## Dataset entries on figures
——
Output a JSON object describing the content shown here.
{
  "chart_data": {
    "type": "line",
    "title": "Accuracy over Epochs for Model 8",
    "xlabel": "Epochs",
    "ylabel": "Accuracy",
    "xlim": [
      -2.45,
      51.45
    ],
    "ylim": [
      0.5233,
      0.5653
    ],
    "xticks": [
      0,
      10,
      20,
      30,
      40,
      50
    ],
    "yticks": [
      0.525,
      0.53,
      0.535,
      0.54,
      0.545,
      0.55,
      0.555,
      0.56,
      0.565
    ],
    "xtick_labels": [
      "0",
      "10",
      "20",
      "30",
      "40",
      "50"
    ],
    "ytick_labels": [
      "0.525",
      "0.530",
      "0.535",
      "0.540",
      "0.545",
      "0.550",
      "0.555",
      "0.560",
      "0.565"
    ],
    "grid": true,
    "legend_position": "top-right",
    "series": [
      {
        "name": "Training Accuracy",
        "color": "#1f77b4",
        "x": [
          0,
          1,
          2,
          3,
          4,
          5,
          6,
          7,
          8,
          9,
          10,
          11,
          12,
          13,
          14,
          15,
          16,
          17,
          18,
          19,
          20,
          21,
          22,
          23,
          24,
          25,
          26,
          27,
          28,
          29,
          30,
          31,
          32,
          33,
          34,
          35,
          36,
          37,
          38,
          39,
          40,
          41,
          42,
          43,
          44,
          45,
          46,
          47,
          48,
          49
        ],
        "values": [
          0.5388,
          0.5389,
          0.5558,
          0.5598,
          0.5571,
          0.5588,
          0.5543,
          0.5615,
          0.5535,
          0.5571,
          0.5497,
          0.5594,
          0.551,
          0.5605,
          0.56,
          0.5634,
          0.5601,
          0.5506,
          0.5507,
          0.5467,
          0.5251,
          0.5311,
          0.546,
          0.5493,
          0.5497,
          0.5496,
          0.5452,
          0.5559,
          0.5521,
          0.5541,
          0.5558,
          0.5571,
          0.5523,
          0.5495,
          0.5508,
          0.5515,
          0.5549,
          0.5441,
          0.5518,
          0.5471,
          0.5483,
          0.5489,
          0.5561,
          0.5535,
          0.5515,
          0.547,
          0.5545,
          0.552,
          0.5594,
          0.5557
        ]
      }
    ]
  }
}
——
## WHAT THE EXERCISE ASKS
State how many lines above contain the string "Accuracy", with no other words.

## WRITTEN REPLY
3